>> START EXERCISE INPUT
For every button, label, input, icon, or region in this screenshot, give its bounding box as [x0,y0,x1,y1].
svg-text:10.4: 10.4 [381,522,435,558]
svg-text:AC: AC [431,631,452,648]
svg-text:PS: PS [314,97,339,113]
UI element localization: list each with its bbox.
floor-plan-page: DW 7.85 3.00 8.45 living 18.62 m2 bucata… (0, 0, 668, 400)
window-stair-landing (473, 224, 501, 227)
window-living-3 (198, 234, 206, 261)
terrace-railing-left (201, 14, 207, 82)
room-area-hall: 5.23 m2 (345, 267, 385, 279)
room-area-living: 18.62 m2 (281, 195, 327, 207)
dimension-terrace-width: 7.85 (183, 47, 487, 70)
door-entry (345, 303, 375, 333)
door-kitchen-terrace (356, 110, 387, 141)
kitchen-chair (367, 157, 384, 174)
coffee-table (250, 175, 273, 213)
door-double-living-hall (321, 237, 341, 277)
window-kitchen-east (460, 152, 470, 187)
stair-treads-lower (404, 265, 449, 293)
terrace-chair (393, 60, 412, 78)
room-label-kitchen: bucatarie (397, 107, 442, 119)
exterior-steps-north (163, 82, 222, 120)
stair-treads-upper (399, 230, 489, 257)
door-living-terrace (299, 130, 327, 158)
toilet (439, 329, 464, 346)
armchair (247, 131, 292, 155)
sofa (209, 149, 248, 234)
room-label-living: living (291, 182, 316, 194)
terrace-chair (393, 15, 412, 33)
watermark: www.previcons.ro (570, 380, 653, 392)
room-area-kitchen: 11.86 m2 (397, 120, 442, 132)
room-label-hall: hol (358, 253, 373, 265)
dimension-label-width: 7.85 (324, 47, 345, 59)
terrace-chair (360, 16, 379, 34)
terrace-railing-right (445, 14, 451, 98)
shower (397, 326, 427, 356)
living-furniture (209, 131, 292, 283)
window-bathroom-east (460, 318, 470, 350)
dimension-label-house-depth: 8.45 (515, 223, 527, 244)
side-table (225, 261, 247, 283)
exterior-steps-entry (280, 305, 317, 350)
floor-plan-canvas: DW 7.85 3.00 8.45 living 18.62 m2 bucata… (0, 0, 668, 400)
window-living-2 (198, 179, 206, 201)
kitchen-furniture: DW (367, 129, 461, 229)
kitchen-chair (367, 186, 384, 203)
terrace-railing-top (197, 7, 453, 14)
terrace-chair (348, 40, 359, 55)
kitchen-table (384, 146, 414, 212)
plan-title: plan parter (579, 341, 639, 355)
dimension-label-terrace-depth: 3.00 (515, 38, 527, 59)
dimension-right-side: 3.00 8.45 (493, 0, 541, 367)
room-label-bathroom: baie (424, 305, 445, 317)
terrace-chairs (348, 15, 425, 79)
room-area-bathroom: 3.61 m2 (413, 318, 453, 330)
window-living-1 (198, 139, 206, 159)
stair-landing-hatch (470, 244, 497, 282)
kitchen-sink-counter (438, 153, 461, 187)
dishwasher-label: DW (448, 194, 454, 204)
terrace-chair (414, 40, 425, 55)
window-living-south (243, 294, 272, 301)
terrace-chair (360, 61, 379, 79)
>> END EXERCISE INPUT
- _BRIEF_
Show each line of the entries above that contains the string "east". Case counts.

- _RESULT BELOW_
window-kitchen-east (460, 152, 470, 187)
window-bathroom-east (460, 318, 470, 350)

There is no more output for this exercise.